▸ Required work
Below are some entries. Output each one exactly as it appears.

▸ Exercise material
* start *

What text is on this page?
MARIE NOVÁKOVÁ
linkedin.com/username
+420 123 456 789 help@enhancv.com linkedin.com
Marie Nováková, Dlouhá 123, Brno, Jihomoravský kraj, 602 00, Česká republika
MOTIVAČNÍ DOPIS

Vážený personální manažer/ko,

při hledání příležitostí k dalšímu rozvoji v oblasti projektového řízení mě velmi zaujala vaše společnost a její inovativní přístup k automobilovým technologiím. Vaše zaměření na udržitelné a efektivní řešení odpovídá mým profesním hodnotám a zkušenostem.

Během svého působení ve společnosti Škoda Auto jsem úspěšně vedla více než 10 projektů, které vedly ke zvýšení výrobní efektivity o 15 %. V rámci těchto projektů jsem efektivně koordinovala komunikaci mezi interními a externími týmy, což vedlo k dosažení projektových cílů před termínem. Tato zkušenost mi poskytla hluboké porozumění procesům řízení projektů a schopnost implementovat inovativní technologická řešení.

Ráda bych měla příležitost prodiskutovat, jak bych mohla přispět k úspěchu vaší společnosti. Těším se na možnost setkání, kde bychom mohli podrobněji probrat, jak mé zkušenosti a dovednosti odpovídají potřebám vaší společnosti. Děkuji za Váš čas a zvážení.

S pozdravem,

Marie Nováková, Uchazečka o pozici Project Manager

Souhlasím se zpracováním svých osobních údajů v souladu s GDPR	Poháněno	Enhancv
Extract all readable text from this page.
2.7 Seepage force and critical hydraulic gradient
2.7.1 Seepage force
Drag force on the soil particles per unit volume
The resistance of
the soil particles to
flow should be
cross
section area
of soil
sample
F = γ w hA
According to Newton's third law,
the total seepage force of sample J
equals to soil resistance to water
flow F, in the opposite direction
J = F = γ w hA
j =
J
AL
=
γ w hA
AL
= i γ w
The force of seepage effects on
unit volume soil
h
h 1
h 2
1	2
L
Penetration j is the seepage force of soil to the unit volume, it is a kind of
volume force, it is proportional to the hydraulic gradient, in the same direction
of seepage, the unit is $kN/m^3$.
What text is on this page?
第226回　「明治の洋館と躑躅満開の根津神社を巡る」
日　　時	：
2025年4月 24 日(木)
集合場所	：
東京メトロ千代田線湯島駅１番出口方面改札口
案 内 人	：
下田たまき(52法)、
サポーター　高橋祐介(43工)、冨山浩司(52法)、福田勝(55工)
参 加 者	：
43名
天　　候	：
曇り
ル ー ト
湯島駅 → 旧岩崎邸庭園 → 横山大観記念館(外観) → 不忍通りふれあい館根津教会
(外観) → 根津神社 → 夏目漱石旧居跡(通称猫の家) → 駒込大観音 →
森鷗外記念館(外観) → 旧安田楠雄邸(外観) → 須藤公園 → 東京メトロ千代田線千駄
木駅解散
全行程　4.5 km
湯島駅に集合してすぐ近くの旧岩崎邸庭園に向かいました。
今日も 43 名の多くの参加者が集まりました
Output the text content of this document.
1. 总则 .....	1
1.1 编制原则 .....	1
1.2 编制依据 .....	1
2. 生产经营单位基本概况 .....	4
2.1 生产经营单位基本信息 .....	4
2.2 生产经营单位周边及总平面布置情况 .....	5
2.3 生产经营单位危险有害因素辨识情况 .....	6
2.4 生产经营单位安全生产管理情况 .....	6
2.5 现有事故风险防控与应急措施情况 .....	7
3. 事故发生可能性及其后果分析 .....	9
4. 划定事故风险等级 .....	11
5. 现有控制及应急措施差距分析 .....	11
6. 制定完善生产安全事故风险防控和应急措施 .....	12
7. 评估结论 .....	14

* end *

▸ Answer to the exercise
What text is on this page?
MARIE NOVÁKOVÁ
linkedin.com/username
+420 123 456 789 help@enhancv.com linkedin.com
Marie Nováková, Dlouhá 123, Brno, Jihomoravský kraj, 602 00, Česká republika
MOTIVAČNÍ DOPIS

Vážený personální manažer/ko,

při hledání příležitostí k dalšímu rozvoji v oblasti projektového řízení mě velmi zaujala vaše společnost a její inovativní přístup k automobilovým technologiím. Vaše zaměření na udržitelné a efektivní řešení odpovídá mým profesním hodnotám a zkušenostem.

Během svého působení ve společnosti Škoda Auto jsem úspěšně vedla více než 10 projektů, které vedly ke zvýšení výrobní efektivity o 15 %. V rámci těchto projektů jsem efektivně koordinovala komunikaci mezi interními a externími týmy, což vedlo k dosažení projektových cílů před termínem. Tato zkušenost mi poskytla hluboké porozumění procesům řízení projektů a schopnost implementovat inovativní technologická řešení.

Ráda bych měla příležitost prodiskutovat, jak bych mohla přispět k úspěchu vaší společnosti. Těším se na možnost setkání, kde bychom mohli podrobněji probrat, jak mé zkušenosti a dovednosti odpovídají potřebám vaší společnosti. Děkuji za Váš čas a zvážení.

S pozdravem,

Marie Nováková, Uchazečka o pozici Project Manager

Souhlasím se zpracováním svých osobních údajů v souladu s GDPR	Poháněno	Enhancv
Extract all readable text from this page.
2.7 Seepage force and critical hydraulic gradient
2.7.1 Seepage force
Drag force on the soil particles per unit volume
The resistance of
the soil particles to
flow should be
cross
section area
of soil
sample
F = γ w hA
According to Newton's third law,
the total seepage force of sample J
equals to soil resistance to water
flow F, in the opposite direction
J = F = γ w hA
j =
J
AL
=
γ w hA
AL
= i γ w
The force of seepage effects on
unit volume soil
h
h 1
h 2
1	2
L
Penetration j is the seepage force of soil to the unit volume, it is a kind of
volume force, it is proportional to the hydraulic gradient, in the same direction
of seepage, the unit is $kN/m^3$.
What text is on this page?
第226回　「明治の洋館と躑躅満開の根津神社を巡る」
日　　時	：
2025年4月 24 日(木)
集合場所	：
東京メトロ千代田線湯島駅１番出口方面改札口
案 内 人	：
下田たまき(52法)、
サポーター　高橋祐介(43工)、冨山浩司(52法)、福田勝(55工)
参 加 者	：
43名
天　　候	：
曇り
ル ー ト
湯島駅 → 旧岩崎邸庭園 → 横山大観記念館(外観) → 不忍通りふれあい館根津教会
(外観) → 根津神社 → 夏目漱石旧居跡(通称猫の家) → 駒込大観音 →
森鷗外記念館(外観) → 旧安田楠雄邸(外観) → 須藤公園 → 東京メトロ千代田線千駄
木駅解散
全行程　4.5 km
湯島駅に集合してすぐ近くの旧岩崎邸庭園に向かいました。
今日も 43 名の多くの参加者が集まりました
Output the text content of this document.
1. 总则 .....	1
1.1 编制原则 .....	1
1.2 编制依据 .....	1
2. 生产经营单位基本概况 .....	4
2.1 生产经营单位基本信息 .....	4
2.2 生产经营单位周边及总平面布置情况 .....	5
2.3 生产经营单位危险有害因素辨识情况 .....	6
2.4 生产经营单位安全生产管理情况 .....	6
2.5 现有事故风险防控与应急措施情况 .....	7
3. 事故发生可能性及其后果分析 .....	9
4. 划定事故风险等级 .....	11
5. 现有控制及应急措施差距分析 .....	11
6. 制定完善生产安全事故风险防控和应急措施 .....	12
7. 评估结论 .....	14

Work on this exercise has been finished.